Items from a figure collection
○ ○ ○ ○ ○ ○ ○

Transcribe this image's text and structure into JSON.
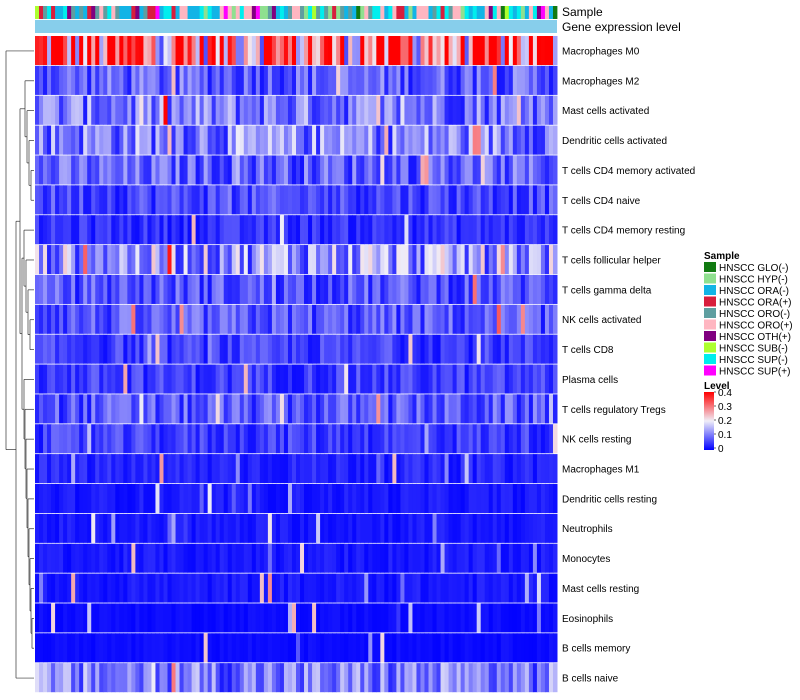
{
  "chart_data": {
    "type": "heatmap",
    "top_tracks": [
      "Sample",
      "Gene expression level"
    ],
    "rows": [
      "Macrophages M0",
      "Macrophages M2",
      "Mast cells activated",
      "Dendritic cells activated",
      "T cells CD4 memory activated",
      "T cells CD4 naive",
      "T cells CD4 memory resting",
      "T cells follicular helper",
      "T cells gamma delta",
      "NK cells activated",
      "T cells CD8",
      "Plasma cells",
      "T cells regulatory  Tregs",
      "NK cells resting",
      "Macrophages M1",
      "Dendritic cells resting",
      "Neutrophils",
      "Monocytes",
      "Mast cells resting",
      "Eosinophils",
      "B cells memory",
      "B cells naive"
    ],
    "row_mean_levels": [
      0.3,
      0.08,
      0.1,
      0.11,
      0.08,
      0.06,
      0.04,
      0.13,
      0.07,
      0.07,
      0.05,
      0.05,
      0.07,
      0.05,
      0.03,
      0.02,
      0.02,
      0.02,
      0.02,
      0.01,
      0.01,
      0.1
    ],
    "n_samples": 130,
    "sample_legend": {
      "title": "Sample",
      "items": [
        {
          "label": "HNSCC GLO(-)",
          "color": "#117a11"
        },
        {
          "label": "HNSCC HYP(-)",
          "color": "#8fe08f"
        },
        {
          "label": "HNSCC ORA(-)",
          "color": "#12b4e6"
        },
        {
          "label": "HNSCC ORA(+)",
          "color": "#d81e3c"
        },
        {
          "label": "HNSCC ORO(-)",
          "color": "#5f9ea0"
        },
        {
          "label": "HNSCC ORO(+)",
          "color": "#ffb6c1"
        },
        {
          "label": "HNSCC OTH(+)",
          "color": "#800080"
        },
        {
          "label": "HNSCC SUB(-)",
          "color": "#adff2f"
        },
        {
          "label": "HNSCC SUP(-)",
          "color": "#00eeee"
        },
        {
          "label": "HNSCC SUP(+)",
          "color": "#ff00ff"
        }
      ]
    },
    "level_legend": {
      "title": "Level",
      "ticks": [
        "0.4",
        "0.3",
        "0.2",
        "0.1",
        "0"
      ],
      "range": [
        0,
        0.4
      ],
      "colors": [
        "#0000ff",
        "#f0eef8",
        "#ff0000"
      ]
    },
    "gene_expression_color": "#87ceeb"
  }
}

○ ○ ○ ○ ○ ○ ○

■ THE TASK: Extract from the data every line where "Dendritic" shows up.

■ COMPLETED TASK:
      "Dendritic cells activated",
      "Dendritic cells resting",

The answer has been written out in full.